■ **SET EXERCISE**: Give a verbatim quotation of every record.

■ **GIVEN RECORDS**:
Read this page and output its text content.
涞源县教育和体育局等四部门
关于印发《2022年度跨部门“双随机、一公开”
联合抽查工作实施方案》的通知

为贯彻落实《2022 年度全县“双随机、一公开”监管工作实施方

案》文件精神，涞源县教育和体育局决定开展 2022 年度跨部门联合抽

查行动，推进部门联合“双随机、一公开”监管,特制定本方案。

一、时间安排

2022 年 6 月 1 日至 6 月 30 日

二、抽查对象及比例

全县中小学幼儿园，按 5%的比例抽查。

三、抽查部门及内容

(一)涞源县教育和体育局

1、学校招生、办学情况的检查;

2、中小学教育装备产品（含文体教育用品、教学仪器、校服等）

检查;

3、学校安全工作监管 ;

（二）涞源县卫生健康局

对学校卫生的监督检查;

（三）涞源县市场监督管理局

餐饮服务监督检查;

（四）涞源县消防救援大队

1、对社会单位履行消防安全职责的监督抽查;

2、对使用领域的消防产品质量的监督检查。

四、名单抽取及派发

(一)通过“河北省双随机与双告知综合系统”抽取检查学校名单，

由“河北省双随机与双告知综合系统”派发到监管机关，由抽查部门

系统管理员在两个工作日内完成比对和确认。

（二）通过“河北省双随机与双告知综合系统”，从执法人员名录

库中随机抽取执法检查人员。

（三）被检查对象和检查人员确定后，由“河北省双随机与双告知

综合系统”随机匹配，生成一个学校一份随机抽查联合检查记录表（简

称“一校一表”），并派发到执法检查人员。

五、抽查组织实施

■ **WRITTEN ANSWER**:
Read this page and output its text content.
涞源县教育和体育局等四部门
关于印发《2022年度跨部门“双随机、一公开”
联合抽查工作实施方案》的通知

为贯彻落实《2022 年度全县“双随机、一公开”监管工作实施方

案》文件精神，涞源县教育和体育局决定开展 2022 年度跨部门联合抽

查行动，推进部门联合“双随机、一公开”监管,特制定本方案。

一、时间安排

2022 年 6 月 1 日至 6 月 30 日

二、抽查对象及比例

全县中小学幼儿园，按 5%的比例抽查。

三、抽查部门及内容

(一)涞源县教育和体育局

1、学校招生、办学情况的检查;

2、中小学教育装备产品（含文体教育用品、教学仪器、校服等）

检查;

3、学校安全工作监管 ;

（二）涞源县卫生健康局

对学校卫生的监督检查;

（三）涞源县市场监督管理局

餐饮服务监督检查;

（四）涞源县消防救援大队

1、对社会单位履行消防安全职责的监督抽查;

2、对使用领域的消防产品质量的监督检查。

四、名单抽取及派发

(一)通过“河北省双随机与双告知综合系统”抽取检查学校名单，

由“河北省双随机与双告知综合系统”派发到监管机关，由抽查部门

系统管理员在两个工作日内完成比对和确认。

（二）通过“河北省双随机与双告知综合系统”，从执法人员名录

库中随机抽取执法检查人员。

（三）被检查对象和检查人员确定后，由“河北省双随机与双告知

综合系统”随机匹配，生成一个学校一份随机抽查联合检查记录表（简

称“一校一表”），并派发到执法检查人员。

五、抽查组织实施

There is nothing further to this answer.